Stored records:
* * *
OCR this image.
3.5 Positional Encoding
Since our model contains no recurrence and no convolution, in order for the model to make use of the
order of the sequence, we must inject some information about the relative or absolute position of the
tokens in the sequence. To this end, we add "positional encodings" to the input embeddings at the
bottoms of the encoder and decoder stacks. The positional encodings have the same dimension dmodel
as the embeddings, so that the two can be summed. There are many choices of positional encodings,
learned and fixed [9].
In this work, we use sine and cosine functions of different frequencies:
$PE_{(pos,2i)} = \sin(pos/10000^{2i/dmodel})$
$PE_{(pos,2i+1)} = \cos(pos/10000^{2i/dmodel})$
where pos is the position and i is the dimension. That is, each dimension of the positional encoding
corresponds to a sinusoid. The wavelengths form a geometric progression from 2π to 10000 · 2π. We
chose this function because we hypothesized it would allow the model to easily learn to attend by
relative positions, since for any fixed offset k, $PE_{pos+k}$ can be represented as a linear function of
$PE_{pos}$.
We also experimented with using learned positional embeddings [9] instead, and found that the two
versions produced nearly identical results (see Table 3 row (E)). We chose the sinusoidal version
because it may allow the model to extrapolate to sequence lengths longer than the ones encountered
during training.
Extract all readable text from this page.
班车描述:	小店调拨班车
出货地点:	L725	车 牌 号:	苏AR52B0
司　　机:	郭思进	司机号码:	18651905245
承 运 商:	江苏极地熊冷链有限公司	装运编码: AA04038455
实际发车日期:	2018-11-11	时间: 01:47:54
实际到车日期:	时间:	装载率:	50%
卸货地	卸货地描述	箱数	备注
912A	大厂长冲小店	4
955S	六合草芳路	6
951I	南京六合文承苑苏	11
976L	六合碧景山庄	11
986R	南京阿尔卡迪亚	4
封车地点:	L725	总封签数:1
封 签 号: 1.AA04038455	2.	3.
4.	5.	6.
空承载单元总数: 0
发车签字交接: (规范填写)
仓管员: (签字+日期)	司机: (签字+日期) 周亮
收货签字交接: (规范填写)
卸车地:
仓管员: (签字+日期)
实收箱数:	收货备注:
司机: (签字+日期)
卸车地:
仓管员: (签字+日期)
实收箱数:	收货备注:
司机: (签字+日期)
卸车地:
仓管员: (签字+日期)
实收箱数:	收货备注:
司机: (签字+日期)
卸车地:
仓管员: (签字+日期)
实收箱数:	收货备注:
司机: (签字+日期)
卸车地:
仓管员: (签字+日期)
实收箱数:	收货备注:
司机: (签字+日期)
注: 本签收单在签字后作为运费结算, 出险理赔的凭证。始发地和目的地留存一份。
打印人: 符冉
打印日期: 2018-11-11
* * *
● **Directions for this task**: Output all of the material exactly as written.

● **Expected answer**:
OCR this image.
3.5 Positional Encoding
Since our model contains no recurrence and no convolution, in order for the model to make use of the
order of the sequence, we must inject some information about the relative or absolute position of the
tokens in the sequence. To this end, we add "positional encodings" to the input embeddings at the
bottoms of the encoder and decoder stacks. The positional encodings have the same dimension dmodel
as the embeddings, so that the two can be summed. There are many choices of positional encodings,
learned and fixed [9].
In this work, we use sine and cosine functions of different frequencies:
$PE_{(pos,2i)} = \sin(pos/10000^{2i/dmodel})$
$PE_{(pos,2i+1)} = \cos(pos/10000^{2i/dmodel})$
where pos is the position and i is the dimension. That is, each dimension of the positional encoding
corresponds to a sinusoid. The wavelengths form a geometric progression from 2π to 10000 · 2π. We
chose this function because we hypothesized it would allow the model to easily learn to attend by
relative positions, since for any fixed offset k, $PE_{pos+k}$ can be represented as a linear function of
$PE_{pos}$.
We also experimented with using learned positional embeddings [9] instead, and found that the two
versions produced nearly identical results (see Table 3 row (E)). We chose the sinusoidal version
because it may allow the model to extrapolate to sequence lengths longer than the ones encountered
during training.
Extract all readable text from this page.
班车描述:	小店调拨班车
出货地点:	L725	车 牌 号:	苏AR52B0
司　　机:	郭思进	司机号码:	18651905245
承 运 商:	江苏极地熊冷链有限公司	装运编码: AA04038455
实际发车日期:	2018-11-11	时间: 01:47:54
实际到车日期:	时间:	装载率:	50%
卸货地	卸货地描述	箱数	备注
912A	大厂长冲小店	4
955S	六合草芳路	6
951I	南京六合文承苑苏	11
976L	六合碧景山庄	11
986R	南京阿尔卡迪亚	4
封车地点:	L725	总封签数:1
封 签 号: 1.AA04038455	2.	3.
4.	5.	6.
空承载单元总数: 0
发车签字交接: (规范填写)
仓管员: (签字+日期)	司机: (签字+日期) 周亮
收货签字交接: (规范填写)
卸车地:
仓管员: (签字+日期)
实收箱数:	收货备注:
司机: (签字+日期)
卸车地:
仓管员: (签字+日期)
实收箱数:	收货备注:
司机: (签字+日期)
卸车地:
仓管员: (签字+日期)
实收箱数:	收货备注:
司机: (签字+日期)
卸车地:
仓管员: (签字+日期)
实收箱数:	收货备注:
司机: (签字+日期)
卸车地:
仓管员: (签字+日期)
实收箱数:	收货备注:
司机: (签字+日期)
注: 本签收单在签字后作为运费结算, 出险理赔的凭证。始发地和目的地留存一份。
打印人: 符冉
打印日期: 2018-11-11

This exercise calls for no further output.